Show every line below that contains the word "last", copying each such line in full.

[BEGIN Records for the exercise]

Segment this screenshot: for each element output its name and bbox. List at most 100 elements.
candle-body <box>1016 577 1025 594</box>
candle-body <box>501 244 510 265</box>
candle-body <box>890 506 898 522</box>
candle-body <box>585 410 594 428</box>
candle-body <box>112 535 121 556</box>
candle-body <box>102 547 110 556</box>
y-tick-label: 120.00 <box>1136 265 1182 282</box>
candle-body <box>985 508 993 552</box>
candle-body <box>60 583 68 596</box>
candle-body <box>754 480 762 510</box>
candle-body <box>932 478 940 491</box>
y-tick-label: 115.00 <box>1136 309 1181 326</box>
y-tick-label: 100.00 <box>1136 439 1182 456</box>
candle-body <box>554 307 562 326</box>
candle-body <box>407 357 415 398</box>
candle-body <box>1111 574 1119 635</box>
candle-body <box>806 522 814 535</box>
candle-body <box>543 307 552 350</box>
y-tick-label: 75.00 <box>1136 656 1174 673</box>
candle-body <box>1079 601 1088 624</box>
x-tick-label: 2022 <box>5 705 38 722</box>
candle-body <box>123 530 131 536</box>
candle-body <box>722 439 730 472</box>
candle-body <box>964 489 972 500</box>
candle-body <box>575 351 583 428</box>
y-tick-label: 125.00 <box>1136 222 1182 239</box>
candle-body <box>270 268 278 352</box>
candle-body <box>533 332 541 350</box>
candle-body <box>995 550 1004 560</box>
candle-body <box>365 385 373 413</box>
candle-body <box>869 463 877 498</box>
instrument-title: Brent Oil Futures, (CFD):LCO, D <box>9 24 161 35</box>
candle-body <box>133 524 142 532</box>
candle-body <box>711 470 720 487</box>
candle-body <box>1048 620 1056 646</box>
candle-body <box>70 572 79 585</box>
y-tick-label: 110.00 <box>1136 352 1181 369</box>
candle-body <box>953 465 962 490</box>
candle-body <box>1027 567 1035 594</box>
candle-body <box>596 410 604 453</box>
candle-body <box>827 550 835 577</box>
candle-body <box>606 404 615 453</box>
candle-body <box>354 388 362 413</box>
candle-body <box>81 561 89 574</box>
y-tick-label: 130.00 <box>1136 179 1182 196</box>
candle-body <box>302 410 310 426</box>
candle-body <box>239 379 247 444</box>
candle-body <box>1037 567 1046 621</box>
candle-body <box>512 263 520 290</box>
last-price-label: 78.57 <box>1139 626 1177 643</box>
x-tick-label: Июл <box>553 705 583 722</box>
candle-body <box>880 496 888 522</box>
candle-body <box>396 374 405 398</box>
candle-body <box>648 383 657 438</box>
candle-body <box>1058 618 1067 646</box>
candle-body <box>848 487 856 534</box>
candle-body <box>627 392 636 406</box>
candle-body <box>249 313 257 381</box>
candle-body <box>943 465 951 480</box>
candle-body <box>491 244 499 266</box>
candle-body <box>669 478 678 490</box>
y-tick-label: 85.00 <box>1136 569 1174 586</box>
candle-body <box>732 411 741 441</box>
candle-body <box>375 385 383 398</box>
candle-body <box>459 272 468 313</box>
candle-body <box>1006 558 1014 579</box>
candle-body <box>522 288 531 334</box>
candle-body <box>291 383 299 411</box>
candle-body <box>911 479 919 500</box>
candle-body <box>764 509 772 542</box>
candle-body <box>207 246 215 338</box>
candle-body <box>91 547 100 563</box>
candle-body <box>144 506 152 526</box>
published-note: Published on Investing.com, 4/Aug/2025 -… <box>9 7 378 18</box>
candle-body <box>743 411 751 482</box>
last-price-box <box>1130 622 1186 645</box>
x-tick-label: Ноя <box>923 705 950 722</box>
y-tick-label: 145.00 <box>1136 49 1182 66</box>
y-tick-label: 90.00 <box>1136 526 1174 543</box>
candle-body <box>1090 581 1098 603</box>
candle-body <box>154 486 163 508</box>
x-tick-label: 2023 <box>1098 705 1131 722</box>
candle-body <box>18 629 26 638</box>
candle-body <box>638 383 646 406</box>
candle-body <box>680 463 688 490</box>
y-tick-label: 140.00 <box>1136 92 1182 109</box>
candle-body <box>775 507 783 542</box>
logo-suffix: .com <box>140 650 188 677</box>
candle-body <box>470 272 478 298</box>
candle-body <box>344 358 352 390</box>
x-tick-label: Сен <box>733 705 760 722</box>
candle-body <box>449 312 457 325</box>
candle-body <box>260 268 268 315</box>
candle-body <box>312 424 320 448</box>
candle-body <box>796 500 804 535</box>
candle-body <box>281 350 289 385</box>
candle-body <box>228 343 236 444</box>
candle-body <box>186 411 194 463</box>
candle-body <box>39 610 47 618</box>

[END Records for the exercise]

Exercise output »
last-price-label: 78.57 <box>1139 626 1177 643</box>
last-price-box <box>1130 622 1186 645</box>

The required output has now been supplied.